Look through the listing and locate every line containing the word "Total"; copy those lines.

>> Start Records supplied

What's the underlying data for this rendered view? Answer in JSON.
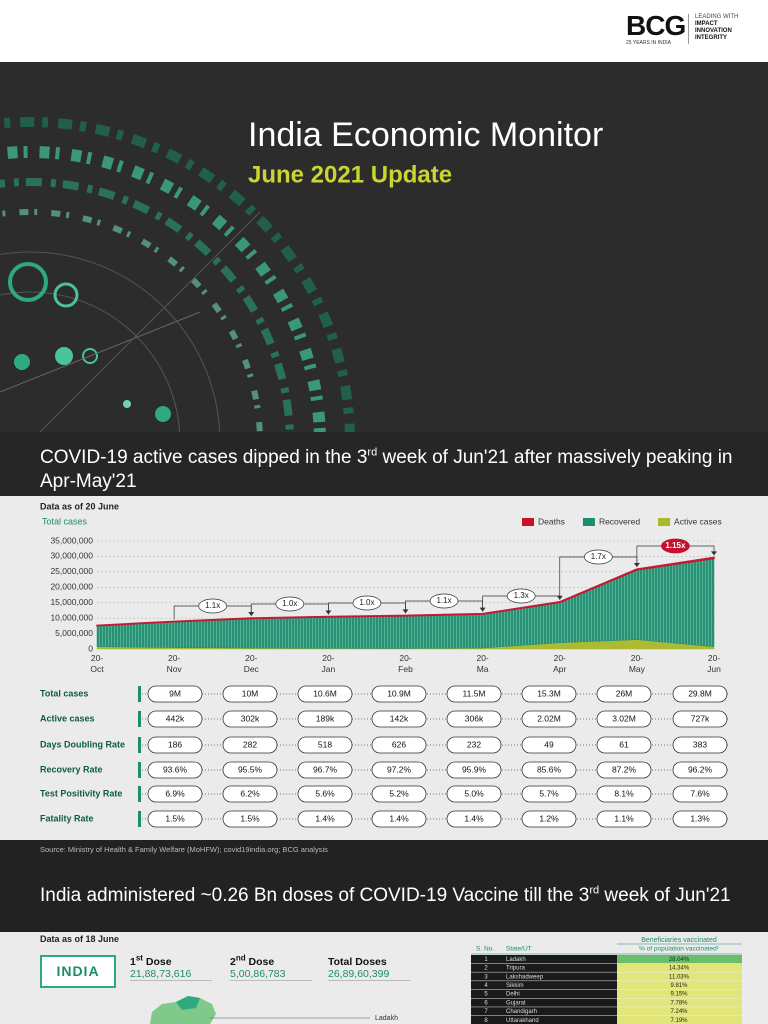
{
  "header": {
    "logo": "BCG",
    "tagline": "25 YEARS IN INDIA",
    "leading": "LEADING WITH",
    "pillars": [
      "IMPACT",
      "INNOVATION",
      "INTEGRITY"
    ]
  },
  "hero": {
    "title": "India Economic Monitor",
    "subtitle": "June 2021 Update"
  },
  "covid_section": {
    "heading": [
      {
        "text": "COVID-19 active cases dipped in the 3"
      },
      {
        "text": "rd",
        "sup": true
      },
      {
        "text": " week of Jun'21 after massively peaking in Apr-May'21"
      }
    ],
    "data_note": "Data as of 20 June",
    "table": {
      "rows": [
        {
          "label": "Total cases",
          "cells": [
            "9M",
            "10M",
            "10.6M",
            "10.9M",
            "11.5M",
            "15.3M",
            "26M",
            "29.8M"
          ]
        },
        {
          "label": "Active cases",
          "cells": [
            "442k",
            "302k",
            "189k",
            "142k",
            "306k",
            "2.02M",
            "3.02M",
            "727k"
          ]
        },
        {
          "label": "Days Doubling Rate",
          "cells": [
            "186",
            "282",
            "518",
            "626",
            "232",
            "49",
            "61",
            "383"
          ]
        },
        {
          "label": "Recovery Rate",
          "cells": [
            "93.6%",
            "95.5%",
            "96.7%",
            "97.2%",
            "95.9%",
            "85.6%",
            "87.2%",
            "96.2%"
          ]
        },
        {
          "label": "Test Positivity Rate",
          "cells": [
            "6.9%",
            "6.2%",
            "5.6%",
            "5.2%",
            "5.0%",
            "5.7%",
            "8.1%",
            "7.6%"
          ]
        },
        {
          "label": "Fatality Rate",
          "cells": [
            "1.5%",
            "1.5%",
            "1.4%",
            "1.4%",
            "1.4%",
            "1.2%",
            "1.1%",
            "1.3%"
          ]
        }
      ]
    },
    "source": "Source: Ministry of Health & Family Welfare (MoHFW); covid19india.org; BCG analysis"
  },
  "chart_data": {
    "type": "stacked-area",
    "y_label": "Total cases",
    "category_prefix": "20-",
    "categories": [
      "Oct",
      "Nov",
      "Dec",
      "Jan",
      "Feb",
      "Ma",
      "Apr",
      "May",
      "Jun"
    ],
    "series": [
      {
        "name": "Deaths",
        "color": "#c8102e",
        "values": [
          110000,
          130000,
          145000,
          153000,
          156000,
          159000,
          180000,
          290000,
          380000
        ]
      },
      {
        "name": "Recovered",
        "color": "#1e8c6e",
        "values": [
          6800000,
          8400000,
          9600000,
          10200000,
          10600000,
          11000000,
          13100000,
          22600000,
          28600000
        ]
      },
      {
        "name": "Active cases",
        "color": "#a9b92a",
        "values": [
          750000,
          442000,
          302000,
          189000,
          142000,
          306000,
          2020000,
          3020000,
          727000
        ]
      }
    ],
    "stack_order": [
      2,
      1,
      0
    ],
    "ylim": [
      0,
      35000000
    ],
    "yticks": [
      0,
      {
        "value": 5000000,
        "label": "5,000,000"
      },
      {
        "value": 10000000,
        "label": "10,000,000"
      },
      {
        "value": 15000000,
        "label": "15,000,000"
      },
      {
        "value": 20000000,
        "label": "20,000,000"
      },
      {
        "value": 25000000,
        "label": "25,000,000"
      },
      {
        "value": 30000000,
        "label": "30,000,000"
      },
      {
        "value": 35000000,
        "label": "35,000,000"
      }
    ],
    "grid": true,
    "legend": "top-right",
    "annotations": [
      {
        "text": "1.1x"
      },
      {
        "text": "1.0x"
      },
      {
        "text": "1.0x"
      },
      {
        "text": "1.1x"
      },
      {
        "text": "1.3x"
      },
      {
        "text": "1.7x"
      },
      {
        "text": "1.15x",
        "highlight": "#c8102e"
      }
    ]
  },
  "vaccine_section": {
    "heading": [
      {
        "text": "India administered ~0.26 Bn doses of COVID-19 Vaccine till the 3"
      },
      {
        "text": "rd",
        "sup": true
      },
      {
        "text": " week of Jun'21"
      }
    ],
    "data_note": "Data as of 18 June",
    "country": "INDIA",
    "doses": [
      {
        "label": [
          {
            "text": "1"
          },
          {
            "text": "st",
            "sup": true
          },
          {
            "text": " Dose"
          }
        ],
        "value": "21,88,73,616"
      },
      {
        "label": [
          {
            "text": "2"
          },
          {
            "text": "nd",
            "sup": true
          },
          {
            "text": " Dose"
          }
        ],
        "value": "5,00,86,783"
      },
      {
        "label": [
          {
            "text": "Total Doses"
          }
        ],
        "value": "26,89,60,399"
      }
    ],
    "map_label": "Ladakh",
    "state_table": {
      "group_header": "Beneficiaries vaccinated",
      "columns": [
        "S. No.",
        "State/UT",
        "% of population vaccinated¹"
      ],
      "rows": [
        [
          "1",
          "Ladakh",
          "28.04%"
        ],
        [
          "2",
          "Tripura",
          "14.34%"
        ],
        [
          "3",
          "Lakshadweep",
          "11.03%"
        ],
        [
          "4",
          "Sikkim",
          "9.81%"
        ],
        [
          "5",
          "Delhi",
          "9.15%"
        ],
        [
          "6",
          "Gujarat",
          "7.78%"
        ],
        [
          "7",
          "Chandigarh",
          "7.24%"
        ],
        [
          "8",
          "Uttarakhand",
          "7.19%"
        ]
      ]
    }
  }
}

>> End Records supplied

## [Result]
          "label": "Total cases",
    "y_label": "Total cases",
            "text": "Total Doses"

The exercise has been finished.